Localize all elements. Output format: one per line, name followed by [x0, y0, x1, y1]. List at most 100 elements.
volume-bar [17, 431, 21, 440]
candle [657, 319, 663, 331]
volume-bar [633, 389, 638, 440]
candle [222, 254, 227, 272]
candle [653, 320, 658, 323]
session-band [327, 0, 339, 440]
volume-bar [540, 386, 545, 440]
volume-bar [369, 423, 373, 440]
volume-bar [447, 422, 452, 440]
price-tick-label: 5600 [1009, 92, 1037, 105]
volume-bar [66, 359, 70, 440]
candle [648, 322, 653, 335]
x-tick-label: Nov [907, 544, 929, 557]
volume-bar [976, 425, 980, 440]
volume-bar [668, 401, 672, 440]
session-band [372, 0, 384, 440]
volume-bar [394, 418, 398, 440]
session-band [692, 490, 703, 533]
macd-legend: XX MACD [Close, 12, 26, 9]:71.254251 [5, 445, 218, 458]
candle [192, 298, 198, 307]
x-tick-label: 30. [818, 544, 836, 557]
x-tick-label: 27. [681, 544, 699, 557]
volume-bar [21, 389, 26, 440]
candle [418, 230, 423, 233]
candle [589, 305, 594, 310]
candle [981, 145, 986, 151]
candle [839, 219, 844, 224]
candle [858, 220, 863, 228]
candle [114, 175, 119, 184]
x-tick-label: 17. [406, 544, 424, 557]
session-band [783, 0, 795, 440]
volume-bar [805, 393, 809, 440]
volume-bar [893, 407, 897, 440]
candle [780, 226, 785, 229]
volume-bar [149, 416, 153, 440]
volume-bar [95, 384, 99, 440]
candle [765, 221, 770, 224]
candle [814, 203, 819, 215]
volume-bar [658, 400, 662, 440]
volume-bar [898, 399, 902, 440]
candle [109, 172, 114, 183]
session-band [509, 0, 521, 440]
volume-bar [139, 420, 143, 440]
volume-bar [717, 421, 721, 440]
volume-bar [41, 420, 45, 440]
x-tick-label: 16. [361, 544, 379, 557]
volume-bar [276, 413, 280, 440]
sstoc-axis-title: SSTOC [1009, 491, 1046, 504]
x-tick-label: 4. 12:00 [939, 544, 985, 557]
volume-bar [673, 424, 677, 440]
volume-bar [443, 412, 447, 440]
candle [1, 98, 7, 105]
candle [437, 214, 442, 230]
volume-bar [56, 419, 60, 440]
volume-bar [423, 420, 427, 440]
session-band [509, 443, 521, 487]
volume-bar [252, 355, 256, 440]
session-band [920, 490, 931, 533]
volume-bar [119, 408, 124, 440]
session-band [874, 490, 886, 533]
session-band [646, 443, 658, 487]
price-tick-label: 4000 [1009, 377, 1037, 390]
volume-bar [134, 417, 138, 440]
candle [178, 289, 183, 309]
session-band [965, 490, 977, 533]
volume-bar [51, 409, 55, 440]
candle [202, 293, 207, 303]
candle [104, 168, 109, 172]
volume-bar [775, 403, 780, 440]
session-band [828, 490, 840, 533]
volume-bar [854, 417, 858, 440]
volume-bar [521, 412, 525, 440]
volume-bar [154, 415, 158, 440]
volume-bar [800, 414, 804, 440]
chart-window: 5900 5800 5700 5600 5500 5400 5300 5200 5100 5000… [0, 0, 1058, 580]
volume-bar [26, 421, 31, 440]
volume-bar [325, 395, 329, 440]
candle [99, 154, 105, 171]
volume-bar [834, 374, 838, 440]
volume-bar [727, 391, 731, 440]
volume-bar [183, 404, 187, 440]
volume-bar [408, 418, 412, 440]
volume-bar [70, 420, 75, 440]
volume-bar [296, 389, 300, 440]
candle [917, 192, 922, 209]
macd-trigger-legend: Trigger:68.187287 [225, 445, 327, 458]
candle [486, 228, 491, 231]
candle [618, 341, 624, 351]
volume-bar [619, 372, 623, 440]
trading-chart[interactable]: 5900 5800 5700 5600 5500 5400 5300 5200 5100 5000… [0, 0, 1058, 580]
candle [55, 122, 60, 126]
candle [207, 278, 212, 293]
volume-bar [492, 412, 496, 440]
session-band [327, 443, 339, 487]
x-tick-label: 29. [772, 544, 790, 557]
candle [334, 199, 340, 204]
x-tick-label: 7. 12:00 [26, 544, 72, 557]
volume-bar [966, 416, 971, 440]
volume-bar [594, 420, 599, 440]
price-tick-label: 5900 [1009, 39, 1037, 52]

# # # # #

WHAT YOU NEED TO DO:
Copy the listing again, from its very first line through the line with "volume-bar [66, 359, 70, 440]", keeping both of those lines.

RESPONSE:
Localize all elements. Output format: one per line, name followed by [x0, y0, x1, y1]. List at most 100 elements.
volume-bar [17, 431, 21, 440]
candle [657, 319, 663, 331]
volume-bar [633, 389, 638, 440]
candle [222, 254, 227, 272]
candle [653, 320, 658, 323]
session-band [327, 0, 339, 440]
volume-bar [540, 386, 545, 440]
volume-bar [369, 423, 373, 440]
volume-bar [447, 422, 452, 440]
price-tick-label: 5600 [1009, 92, 1037, 105]
volume-bar [66, 359, 70, 440]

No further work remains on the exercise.